• _WHAT THIS TASK INVOLVES_
Copy out each line of the data holding "heart".

[Stored data]
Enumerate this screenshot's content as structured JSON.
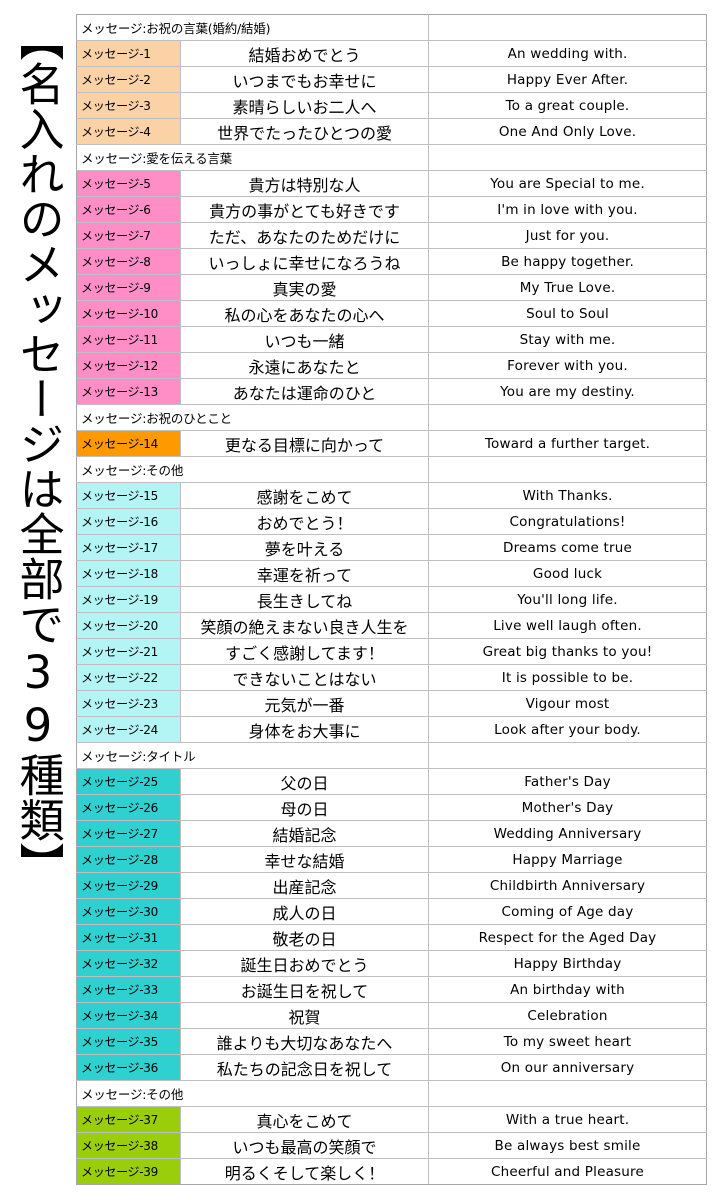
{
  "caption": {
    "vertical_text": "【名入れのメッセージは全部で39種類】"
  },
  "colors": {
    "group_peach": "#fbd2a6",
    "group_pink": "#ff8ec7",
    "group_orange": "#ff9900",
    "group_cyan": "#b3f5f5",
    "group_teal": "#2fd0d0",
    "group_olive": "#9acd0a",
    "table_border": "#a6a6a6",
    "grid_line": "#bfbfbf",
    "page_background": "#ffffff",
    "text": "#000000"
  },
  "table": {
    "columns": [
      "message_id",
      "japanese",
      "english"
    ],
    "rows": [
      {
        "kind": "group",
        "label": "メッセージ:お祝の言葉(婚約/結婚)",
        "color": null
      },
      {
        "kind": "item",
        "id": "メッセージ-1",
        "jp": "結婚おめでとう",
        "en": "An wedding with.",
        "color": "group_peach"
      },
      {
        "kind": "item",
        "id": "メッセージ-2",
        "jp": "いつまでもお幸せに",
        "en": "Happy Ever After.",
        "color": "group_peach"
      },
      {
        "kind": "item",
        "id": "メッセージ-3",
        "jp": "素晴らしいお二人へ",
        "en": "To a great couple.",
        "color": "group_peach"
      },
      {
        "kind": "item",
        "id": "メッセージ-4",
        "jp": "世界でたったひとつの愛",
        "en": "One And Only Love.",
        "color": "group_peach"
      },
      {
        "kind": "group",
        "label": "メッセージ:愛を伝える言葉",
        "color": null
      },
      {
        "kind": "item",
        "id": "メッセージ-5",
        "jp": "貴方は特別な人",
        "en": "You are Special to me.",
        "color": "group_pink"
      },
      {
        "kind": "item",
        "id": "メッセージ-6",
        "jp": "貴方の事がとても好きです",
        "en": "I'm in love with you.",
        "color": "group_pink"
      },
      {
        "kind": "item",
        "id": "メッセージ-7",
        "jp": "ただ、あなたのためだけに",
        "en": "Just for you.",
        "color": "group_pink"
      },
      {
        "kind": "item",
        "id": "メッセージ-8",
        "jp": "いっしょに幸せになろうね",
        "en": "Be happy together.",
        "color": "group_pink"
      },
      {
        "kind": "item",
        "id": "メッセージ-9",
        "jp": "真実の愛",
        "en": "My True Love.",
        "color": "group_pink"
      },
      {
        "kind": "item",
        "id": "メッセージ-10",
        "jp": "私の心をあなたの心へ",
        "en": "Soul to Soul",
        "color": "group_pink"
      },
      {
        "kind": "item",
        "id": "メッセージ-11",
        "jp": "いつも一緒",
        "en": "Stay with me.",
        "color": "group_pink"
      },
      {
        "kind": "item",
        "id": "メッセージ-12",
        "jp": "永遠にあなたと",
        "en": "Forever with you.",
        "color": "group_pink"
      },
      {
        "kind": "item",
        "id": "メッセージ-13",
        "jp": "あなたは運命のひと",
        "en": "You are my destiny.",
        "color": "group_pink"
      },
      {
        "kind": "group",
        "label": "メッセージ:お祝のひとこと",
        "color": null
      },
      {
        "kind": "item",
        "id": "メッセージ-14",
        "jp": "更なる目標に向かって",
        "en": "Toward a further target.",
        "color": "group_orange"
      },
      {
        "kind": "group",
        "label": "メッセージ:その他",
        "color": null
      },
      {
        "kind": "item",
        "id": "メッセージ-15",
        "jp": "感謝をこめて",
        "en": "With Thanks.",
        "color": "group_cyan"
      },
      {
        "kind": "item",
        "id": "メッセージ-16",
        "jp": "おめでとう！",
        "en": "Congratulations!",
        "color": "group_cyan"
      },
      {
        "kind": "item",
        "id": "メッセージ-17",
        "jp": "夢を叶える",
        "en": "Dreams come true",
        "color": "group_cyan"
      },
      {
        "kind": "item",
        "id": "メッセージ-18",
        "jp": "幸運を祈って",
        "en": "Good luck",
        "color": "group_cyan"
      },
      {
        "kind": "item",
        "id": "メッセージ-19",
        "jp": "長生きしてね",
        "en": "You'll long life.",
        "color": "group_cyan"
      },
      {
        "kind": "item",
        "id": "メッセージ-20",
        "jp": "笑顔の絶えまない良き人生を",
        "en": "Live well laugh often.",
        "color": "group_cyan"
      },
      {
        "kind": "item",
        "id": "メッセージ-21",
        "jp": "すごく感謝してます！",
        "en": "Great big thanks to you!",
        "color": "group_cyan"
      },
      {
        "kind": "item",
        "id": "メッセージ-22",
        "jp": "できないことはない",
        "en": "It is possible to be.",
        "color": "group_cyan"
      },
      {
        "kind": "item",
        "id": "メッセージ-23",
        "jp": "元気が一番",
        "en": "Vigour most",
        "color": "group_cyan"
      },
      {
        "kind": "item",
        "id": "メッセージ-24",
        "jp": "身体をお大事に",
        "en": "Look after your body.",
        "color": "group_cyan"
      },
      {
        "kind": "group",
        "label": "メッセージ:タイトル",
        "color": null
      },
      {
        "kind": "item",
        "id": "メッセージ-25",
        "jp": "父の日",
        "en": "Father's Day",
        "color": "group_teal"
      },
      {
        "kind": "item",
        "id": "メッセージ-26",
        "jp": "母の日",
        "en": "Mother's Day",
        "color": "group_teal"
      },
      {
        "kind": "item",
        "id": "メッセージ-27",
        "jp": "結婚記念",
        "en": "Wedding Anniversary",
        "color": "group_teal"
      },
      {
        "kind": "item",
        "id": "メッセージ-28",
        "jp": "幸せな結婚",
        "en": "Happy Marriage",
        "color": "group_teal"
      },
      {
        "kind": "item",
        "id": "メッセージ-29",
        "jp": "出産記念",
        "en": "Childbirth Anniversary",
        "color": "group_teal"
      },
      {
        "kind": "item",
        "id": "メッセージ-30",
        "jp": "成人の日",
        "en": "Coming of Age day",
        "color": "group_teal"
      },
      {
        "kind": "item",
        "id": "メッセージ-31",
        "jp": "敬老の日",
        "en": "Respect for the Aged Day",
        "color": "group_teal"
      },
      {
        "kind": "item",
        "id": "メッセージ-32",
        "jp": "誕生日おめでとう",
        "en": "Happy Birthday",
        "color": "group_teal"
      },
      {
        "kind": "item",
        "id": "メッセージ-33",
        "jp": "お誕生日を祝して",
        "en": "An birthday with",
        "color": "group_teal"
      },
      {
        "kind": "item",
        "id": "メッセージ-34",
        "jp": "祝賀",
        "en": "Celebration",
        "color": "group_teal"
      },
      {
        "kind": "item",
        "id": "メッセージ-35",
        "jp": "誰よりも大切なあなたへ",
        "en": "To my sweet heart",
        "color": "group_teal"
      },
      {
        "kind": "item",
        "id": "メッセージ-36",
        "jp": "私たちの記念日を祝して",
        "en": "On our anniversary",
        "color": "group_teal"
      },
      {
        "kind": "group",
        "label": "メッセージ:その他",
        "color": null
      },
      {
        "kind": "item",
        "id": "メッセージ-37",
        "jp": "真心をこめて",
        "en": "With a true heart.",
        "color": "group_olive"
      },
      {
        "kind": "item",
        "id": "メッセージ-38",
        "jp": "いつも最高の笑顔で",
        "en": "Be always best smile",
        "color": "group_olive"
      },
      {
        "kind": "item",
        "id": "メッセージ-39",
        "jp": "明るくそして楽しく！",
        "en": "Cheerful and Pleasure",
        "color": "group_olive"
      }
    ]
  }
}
...
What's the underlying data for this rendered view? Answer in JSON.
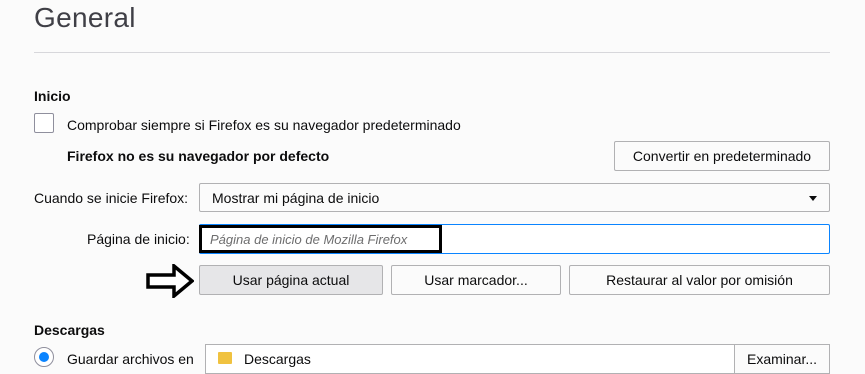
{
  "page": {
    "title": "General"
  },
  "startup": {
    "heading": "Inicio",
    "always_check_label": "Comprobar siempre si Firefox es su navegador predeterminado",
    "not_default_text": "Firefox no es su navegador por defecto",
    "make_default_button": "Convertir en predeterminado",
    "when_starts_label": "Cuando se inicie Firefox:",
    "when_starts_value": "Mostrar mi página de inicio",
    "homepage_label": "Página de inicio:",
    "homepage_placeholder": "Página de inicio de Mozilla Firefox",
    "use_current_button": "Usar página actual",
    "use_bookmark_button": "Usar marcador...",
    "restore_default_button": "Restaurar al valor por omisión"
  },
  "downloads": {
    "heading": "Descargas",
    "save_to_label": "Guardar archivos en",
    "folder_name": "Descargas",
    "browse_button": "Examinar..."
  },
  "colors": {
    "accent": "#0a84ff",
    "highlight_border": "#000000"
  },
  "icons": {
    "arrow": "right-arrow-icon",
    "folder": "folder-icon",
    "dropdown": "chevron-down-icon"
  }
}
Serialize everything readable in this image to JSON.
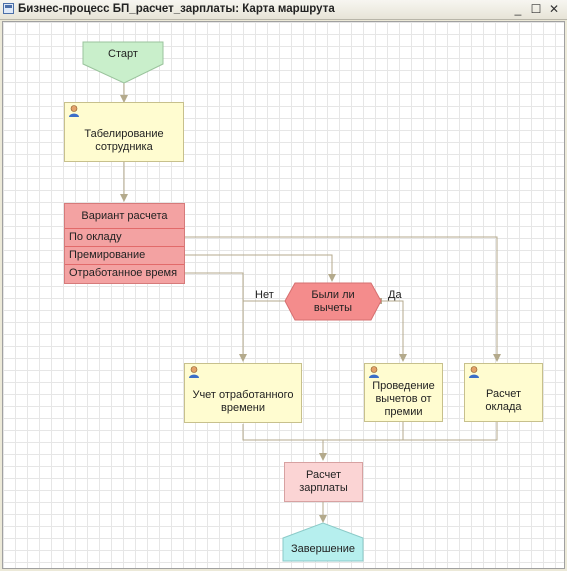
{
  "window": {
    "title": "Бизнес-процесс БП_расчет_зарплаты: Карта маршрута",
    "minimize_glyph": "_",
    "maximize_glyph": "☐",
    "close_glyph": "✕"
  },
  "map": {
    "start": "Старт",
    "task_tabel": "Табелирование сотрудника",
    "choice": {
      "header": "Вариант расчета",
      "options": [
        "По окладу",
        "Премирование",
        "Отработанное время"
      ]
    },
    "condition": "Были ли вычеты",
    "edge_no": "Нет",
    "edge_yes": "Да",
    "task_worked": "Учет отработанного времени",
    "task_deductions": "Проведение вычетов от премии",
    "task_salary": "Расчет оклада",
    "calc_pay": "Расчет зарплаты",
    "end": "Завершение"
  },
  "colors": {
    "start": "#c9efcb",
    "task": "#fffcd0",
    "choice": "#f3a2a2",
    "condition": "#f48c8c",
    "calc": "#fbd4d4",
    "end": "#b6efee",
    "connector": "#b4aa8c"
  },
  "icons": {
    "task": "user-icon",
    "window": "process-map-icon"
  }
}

• _RESULT OF THIS EXERCISE_
        "en": "To my sweet heart",
        "en": "With a true heart.",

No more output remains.